(Saved entries)
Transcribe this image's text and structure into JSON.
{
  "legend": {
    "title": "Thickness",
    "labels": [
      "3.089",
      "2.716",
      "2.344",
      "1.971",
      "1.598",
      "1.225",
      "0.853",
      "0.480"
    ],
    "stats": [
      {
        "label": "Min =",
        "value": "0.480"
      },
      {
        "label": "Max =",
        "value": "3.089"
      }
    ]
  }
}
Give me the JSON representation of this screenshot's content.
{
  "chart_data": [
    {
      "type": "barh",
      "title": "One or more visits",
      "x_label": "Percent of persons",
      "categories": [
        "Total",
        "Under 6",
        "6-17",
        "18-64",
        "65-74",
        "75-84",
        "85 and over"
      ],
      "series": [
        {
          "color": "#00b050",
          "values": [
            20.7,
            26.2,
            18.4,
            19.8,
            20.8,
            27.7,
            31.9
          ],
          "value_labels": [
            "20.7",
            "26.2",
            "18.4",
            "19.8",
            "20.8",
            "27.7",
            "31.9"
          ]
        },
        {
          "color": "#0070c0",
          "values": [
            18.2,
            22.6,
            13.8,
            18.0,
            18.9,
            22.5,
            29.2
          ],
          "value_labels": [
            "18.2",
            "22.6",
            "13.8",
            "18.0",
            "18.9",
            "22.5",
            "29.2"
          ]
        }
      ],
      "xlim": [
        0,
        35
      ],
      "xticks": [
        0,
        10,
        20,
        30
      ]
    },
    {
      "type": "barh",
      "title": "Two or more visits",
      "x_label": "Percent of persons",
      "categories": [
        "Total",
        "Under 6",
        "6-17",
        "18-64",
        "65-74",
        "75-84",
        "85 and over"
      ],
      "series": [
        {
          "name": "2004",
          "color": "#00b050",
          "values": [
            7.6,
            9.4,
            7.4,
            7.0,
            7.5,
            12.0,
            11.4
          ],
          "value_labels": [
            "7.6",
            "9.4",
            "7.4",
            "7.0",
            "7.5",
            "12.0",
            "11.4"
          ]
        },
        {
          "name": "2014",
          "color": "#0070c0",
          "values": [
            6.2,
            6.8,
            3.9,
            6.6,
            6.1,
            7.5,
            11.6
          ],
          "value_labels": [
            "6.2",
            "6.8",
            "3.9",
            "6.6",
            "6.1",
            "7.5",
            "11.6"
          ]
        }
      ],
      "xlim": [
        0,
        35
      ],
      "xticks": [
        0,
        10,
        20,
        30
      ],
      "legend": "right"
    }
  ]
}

- [Problem description] From the first line to the last, please quote the material above exactly.

- [Final result]
Transcribe this image's text and structure into JSON.
{
  "legend": {
    "title": "Thickness",
    "labels": [
      "3.089",
      "2.716",
      "2.344",
      "1.971",
      "1.598",
      "1.225",
      "0.853",
      "0.480"
    ],
    "stats": [
      {
        "label": "Min =",
        "value": "0.480"
      },
      {
        "label": "Max =",
        "value": "3.089"
      }
    ]
  }
}
Give me the JSON representation of this screenshot's content.
{
  "chart_data": [
    {
      "type": "barh",
      "title": "One or more visits",
      "x_label": "Percent of persons",
      "categories": [
        "Total",
        "Under 6",
        "6-17",
        "18-64",
        "65-74",
        "75-84",
        "85 and over"
      ],
      "series": [
        {
          "color": "#00b050",
          "values": [
            20.7,
            26.2,
            18.4,
            19.8,
            20.8,
            27.7,
            31.9
          ],
          "value_labels": [
            "20.7",
            "26.2",
            "18.4",
            "19.8",
            "20.8",
            "27.7",
            "31.9"
          ]
        },
        {
          "color": "#0070c0",
          "values": [
            18.2,
            22.6,
            13.8,
            18.0,
            18.9,
            22.5,
            29.2
          ],
          "value_labels": [
            "18.2",
            "22.6",
            "13.8",
            "18.0",
            "18.9",
            "22.5",
            "29.2"
          ]
        }
      ],
      "xlim": [
        0,
        35
      ],
      "xticks": [
        0,
        10,
        20,
        30
      ]
    },
    {
      "type": "barh",
      "title": "Two or more visits",
      "x_label": "Percent of persons",
      "categories": [
        "Total",
        "Under 6",
        "6-17",
        "18-64",
        "65-74",
        "75-84",
        "85 and over"
      ],
      "series": [
        {
          "name": "2004",
          "color": "#00b050",
          "values": [
            7.6,
            9.4,
            7.4,
            7.0,
            7.5,
            12.0,
            11.4
          ],
          "value_labels": [
            "7.6",
            "9.4",
            "7.4",
            "7.0",
            "7.5",
            "12.0",
            "11.4"
          ]
        },
        {
          "name": "2014",
          "color": "#0070c0",
          "values": [
            6.2,
            6.8,
            3.9,
            6.6,
            6.1,
            7.5,
            11.6
          ],
          "value_labels": [
            "6.2",
            "6.8",
            "3.9",
            "6.6",
            "6.1",
            "7.5",
            "11.6"
          ]
        }
      ],
      "xlim": [
        0,
        35
      ],
      "xticks": [
        0,
        10,
        20,
        30
      ],
      "legend": "right"
    }
  ]
}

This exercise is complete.